* EXERCISE DATA
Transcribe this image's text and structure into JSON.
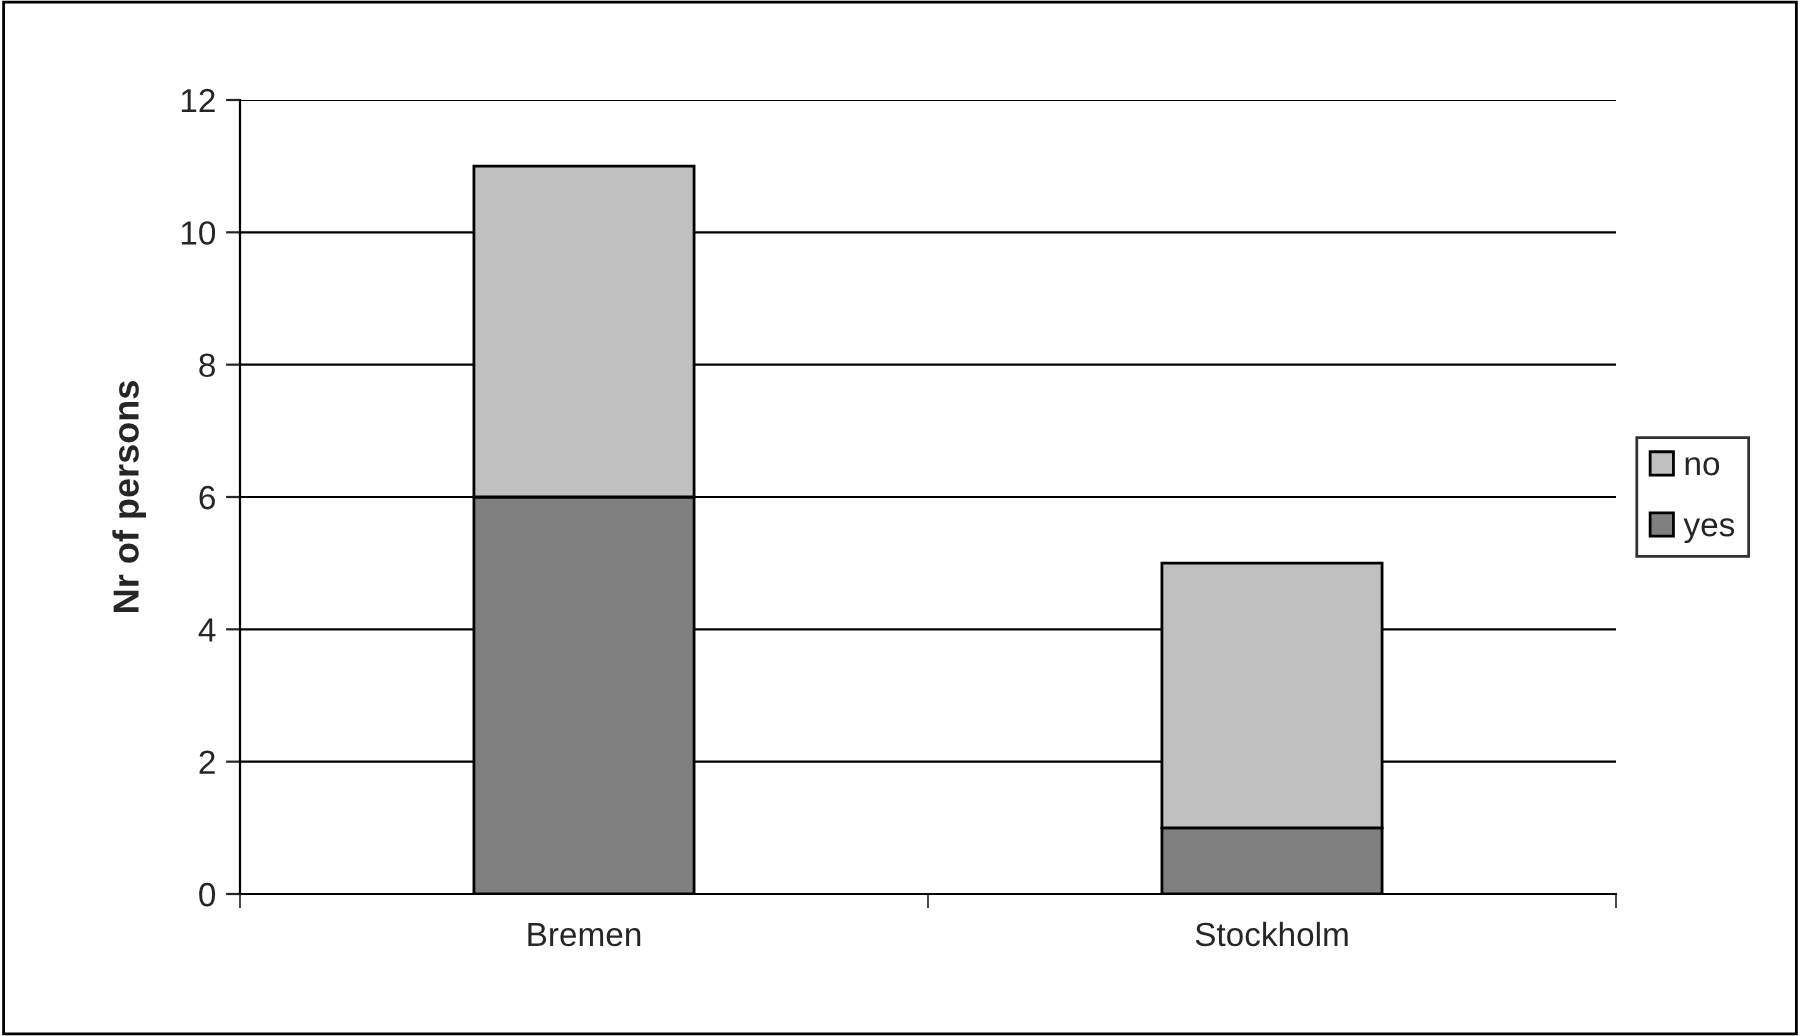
{
  "chart_data": {
    "type": "bar",
    "stacked": true,
    "ylabel": "Nr of persons",
    "categories": [
      "Bremen",
      "Stockholm"
    ],
    "series": [
      {
        "name": "yes",
        "color": "#808080",
        "values": [
          6,
          1
        ]
      },
      {
        "name": "no",
        "color": "#c0c0c0",
        "values": [
          5,
          4
        ]
      }
    ],
    "ylim": [
      0,
      12
    ],
    "yticks": [
      0,
      2,
      4,
      6,
      8,
      10,
      12
    ],
    "grid": "y",
    "legend": "right"
  }
}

* GOAL
Write out the listing word for word, omitting the pictures it holds.

* PROBLEM SOLUTION
Transcribe this image's text and structure into JSON.
{
  "chart_data": {
    "type": "bar",
    "stacked": true,
    "ylabel": "Nr of persons",
    "categories": [
      "Bremen",
      "Stockholm"
    ],
    "series": [
      {
        "name": "yes",
        "color": "#808080",
        "values": [
          6,
          1
        ]
      },
      {
        "name": "no",
        "color": "#c0c0c0",
        "values": [
          5,
          4
        ]
      }
    ],
    "ylim": [
      0,
      12
    ],
    "yticks": [
      0,
      2,
      4,
      6,
      8,
      10,
      12
    ],
    "grid": "y",
    "legend": "right"
  }
}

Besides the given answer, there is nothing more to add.